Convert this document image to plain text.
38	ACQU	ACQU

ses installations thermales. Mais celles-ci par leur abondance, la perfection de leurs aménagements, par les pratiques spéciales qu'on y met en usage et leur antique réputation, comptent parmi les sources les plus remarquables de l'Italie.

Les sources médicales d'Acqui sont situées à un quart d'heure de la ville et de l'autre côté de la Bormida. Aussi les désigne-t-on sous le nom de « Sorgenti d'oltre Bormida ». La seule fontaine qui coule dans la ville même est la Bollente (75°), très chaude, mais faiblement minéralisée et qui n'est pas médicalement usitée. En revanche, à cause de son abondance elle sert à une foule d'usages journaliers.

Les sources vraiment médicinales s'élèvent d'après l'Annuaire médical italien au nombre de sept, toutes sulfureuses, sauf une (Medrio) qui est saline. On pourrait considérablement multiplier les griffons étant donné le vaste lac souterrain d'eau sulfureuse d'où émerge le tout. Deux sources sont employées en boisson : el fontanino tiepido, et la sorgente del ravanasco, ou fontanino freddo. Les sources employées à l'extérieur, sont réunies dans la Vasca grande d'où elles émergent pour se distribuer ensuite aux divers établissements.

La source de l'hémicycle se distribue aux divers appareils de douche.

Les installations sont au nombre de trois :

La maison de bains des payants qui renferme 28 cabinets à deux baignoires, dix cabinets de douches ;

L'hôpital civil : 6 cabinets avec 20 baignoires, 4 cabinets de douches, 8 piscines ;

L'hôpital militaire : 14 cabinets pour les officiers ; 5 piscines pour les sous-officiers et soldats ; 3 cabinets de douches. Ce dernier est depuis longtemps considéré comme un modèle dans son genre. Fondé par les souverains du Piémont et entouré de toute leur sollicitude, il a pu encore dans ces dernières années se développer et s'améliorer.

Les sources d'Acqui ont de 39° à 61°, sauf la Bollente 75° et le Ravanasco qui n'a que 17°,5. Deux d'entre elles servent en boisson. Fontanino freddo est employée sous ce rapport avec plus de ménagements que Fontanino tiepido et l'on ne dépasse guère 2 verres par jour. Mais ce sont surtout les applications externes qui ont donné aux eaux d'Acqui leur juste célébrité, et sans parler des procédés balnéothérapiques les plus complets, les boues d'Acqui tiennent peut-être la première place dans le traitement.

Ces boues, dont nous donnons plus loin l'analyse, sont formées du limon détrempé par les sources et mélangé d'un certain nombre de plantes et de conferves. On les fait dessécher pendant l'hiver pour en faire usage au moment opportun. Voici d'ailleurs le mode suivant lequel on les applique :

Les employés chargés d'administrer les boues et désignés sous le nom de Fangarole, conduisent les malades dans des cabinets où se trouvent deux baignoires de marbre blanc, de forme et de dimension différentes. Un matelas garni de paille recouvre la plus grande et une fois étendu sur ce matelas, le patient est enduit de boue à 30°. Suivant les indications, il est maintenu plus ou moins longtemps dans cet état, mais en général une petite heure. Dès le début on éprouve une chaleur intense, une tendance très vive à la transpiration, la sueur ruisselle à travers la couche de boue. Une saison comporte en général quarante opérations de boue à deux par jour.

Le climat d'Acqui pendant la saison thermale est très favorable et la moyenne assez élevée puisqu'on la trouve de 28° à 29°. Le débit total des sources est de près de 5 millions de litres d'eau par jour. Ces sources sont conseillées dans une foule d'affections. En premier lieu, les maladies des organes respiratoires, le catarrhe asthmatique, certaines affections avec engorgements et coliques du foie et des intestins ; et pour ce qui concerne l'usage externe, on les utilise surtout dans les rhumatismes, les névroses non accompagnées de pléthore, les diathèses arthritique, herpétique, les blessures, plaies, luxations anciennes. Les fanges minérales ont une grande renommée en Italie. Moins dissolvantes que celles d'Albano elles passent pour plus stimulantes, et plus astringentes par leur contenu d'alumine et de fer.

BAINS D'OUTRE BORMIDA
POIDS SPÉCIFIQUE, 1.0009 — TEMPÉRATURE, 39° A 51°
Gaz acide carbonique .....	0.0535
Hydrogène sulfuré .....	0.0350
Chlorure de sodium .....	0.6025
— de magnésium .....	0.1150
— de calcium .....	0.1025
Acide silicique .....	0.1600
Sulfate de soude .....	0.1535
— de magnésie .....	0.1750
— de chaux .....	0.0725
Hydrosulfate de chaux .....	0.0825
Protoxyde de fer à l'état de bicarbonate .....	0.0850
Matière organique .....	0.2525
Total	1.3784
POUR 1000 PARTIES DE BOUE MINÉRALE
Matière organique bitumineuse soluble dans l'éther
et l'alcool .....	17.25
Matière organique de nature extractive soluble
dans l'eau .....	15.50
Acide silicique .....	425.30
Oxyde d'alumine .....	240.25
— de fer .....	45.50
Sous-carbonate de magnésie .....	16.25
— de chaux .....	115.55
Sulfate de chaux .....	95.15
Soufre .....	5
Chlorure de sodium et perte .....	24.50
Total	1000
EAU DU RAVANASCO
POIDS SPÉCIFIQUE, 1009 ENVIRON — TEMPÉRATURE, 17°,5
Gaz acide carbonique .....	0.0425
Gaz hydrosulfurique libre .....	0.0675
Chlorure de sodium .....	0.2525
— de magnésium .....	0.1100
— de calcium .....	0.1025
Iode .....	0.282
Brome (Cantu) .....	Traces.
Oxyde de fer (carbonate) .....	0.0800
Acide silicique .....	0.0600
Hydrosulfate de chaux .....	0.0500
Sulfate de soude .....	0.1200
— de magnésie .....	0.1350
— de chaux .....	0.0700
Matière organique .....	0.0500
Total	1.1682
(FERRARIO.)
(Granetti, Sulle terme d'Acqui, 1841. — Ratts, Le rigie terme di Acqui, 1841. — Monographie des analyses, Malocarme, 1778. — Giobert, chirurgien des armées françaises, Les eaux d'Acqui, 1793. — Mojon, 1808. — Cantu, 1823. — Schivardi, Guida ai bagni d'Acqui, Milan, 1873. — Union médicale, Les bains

—————

Prompt:
Reproduce each record exactly, leaving nothing out.

Solved exercise:
Convert this document image to plain text.
38	ACQU	ACQU

ses installations thermales. Mais celles-ci par leur abondance, la perfection de leurs aménagements, par les pratiques spéciales qu'on y met en usage et leur antique réputation, comptent parmi les sources les plus remarquables de l'Italie.

Les sources médicales d'Acqui sont situées à un quart d'heure de la ville et de l'autre côté de la Bormida. Aussi les désigne-t-on sous le nom de « Sorgenti d'oltre Bormida ». La seule fontaine qui coule dans la ville même est la Bollente (75°), très chaude, mais faiblement minéralisée et qui n'est pas médicalement usitée. En revanche, à cause de son abondance elle sert à une foule d'usages journaliers.

Les sources vraiment médicinales s'élèvent d'après l'Annuaire médical italien au nombre de sept, toutes sulfureuses, sauf une (Medrio) qui est saline. On pourrait considérablement multiplier les griffons étant donné le vaste lac souterrain d'eau sulfureuse d'où émerge le tout. Deux sources sont employées en boisson : el fontanino tiepido, et la sorgente del ravanasco, ou fontanino freddo. Les sources employées à l'extérieur, sont réunies dans la Vasca grande d'où elles émergent pour se distribuer ensuite aux divers établissements.

La source de l'hémicycle se distribue aux divers appareils de douche.

Les installations sont au nombre de trois :

La maison de bains des payants qui renferme 28 cabinets à deux baignoires, dix cabinets de douches ;

L'hôpital civil : 6 cabinets avec 20 baignoires, 4 cabinets de douches, 8 piscines ;

L'hôpital militaire : 14 cabinets pour les officiers ; 5 piscines pour les sous-officiers et soldats ; 3 cabinets de douches. Ce dernier est depuis longtemps considéré comme un modèle dans son genre. Fondé par les souverains du Piémont et entouré de toute leur sollicitude, il a pu encore dans ces dernières années se développer et s'améliorer.

Les sources d'Acqui ont de 39° à 61°, sauf la Bollente 75° et le Ravanasco qui n'a que 17°,5. Deux d'entre elles servent en boisson. Fontanino freddo est employée sous ce rapport avec plus de ménagements que Fontanino tiepido et l'on ne dépasse guère 2 verres par jour. Mais ce sont surtout les applications externes qui ont donné aux eaux d'Acqui leur juste célébrité, et sans parler des procédés balnéothérapiques les plus complets, les boues d'Acqui tiennent peut-être la première place dans le traitement.

Ces boues, dont nous donnons plus loin l'analyse, sont formées du limon détrempé par les sources et mélangé d'un certain nombre de plantes et de conferves. On les fait dessécher pendant l'hiver pour en faire usage au moment opportun. Voici d'ailleurs le mode suivant lequel on les applique :

Les employés chargés d'administrer les boues et désignés sous le nom de Fangarole, conduisent les malades dans des cabinets où se trouvent deux baignoires de marbre blanc, de forme et de dimension différentes. Un matelas garni de paille recouvre la plus grande et une fois étendu sur ce matelas, le patient est enduit de boue à 30°. Suivant les indications, il est maintenu plus ou moins longtemps dans cet état, mais en général une petite heure. Dès le début on éprouve une chaleur intense, une tendance très vive à la transpiration, la sueur ruisselle à travers la couche de boue. Une saison comporte en général quarante opérations de boue à deux par jour.

Le climat d'Acqui pendant la saison thermale est très favorable et la moyenne assez élevée puisqu'on la trouve de 28° à 29°. Le débit total des sources est de près de 5 millions de litres d'eau par jour. Ces sources sont conseillées dans une foule d'affections. En premier lieu, les maladies des organes respiratoires, le catarrhe asthmatique, certaines affections avec engorgements et coliques du foie et des intestins ; et pour ce qui concerne l'usage externe, on les utilise surtout dans les rhumatismes, les névroses non accompagnées de pléthore, les diathèses arthritique, herpétique, les blessures, plaies, luxations anciennes. Les fanges minérales ont une grande renommée en Italie. Moins dissolvantes que celles d'Albano elles passent pour plus stimulantes, et plus astringentes par leur contenu d'alumine et de fer.

BAINS D'OUTRE BORMIDA
POIDS SPÉCIFIQUE, 1.0009 — TEMPÉRATURE, 39° A 51°
Gaz acide carbonique .....	0.0535
Hydrogène sulfuré .....	0.0350
Chlorure de sodium .....	0.6025
— de magnésium .....	0.1150
— de calcium .....	0.1025
Acide silicique .....	0.1600
Sulfate de soude .....	0.1535
— de magnésie .....	0.1750
— de chaux .....	0.0725
Hydrosulfate de chaux .....	0.0825
Protoxyde de fer à l'état de bicarbonate .....	0.0850
Matière organique .....	0.2525
Total	1.3784
POUR 1000 PARTIES DE BOUE MINÉRALE
Matière organique bitumineuse soluble dans l'éther
et l'alcool .....	17.25
Matière organique de nature extractive soluble
dans l'eau .....	15.50
Acide silicique .....	425.30
Oxyde d'alumine .....	240.25
— de fer .....	45.50
Sous-carbonate de magnésie .....	16.25
— de chaux .....	115.55
Sulfate de chaux .....	95.15
Soufre .....	5
Chlorure de sodium et perte .....	24.50
Total	1000
EAU DU RAVANASCO
POIDS SPÉCIFIQUE, 1009 ENVIRON — TEMPÉRATURE, 17°,5
Gaz acide carbonique .....	0.0425
Gaz hydrosulfurique libre .....	0.0675
Chlorure de sodium .....	0.2525
— de magnésium .....	0.1100
— de calcium .....	0.1025
Iode .....	0.282
Brome (Cantu) .....	Traces.
Oxyde de fer (carbonate) .....	0.0800
Acide silicique .....	0.0600
Hydrosulfate de chaux .....	0.0500
Sulfate de soude .....	0.1200
— de magnésie .....	0.1350
— de chaux .....	0.0700
Matière organique .....	0.0500
Total	1.1682
(FERRARIO.)
(Granetti, Sulle terme d'Acqui, 1841. — Ratts, Le rigie terme di Acqui, 1841. — Monographie des analyses, Malocarme, 1778. — Giobert, chirurgien des armées françaises, Les eaux d'Acqui, 1793. — Mojon, 1808. — Cantu, 1823. — Schivardi, Guida ai bagni d'Acqui, Milan, 1873. — Union médicale, Les bains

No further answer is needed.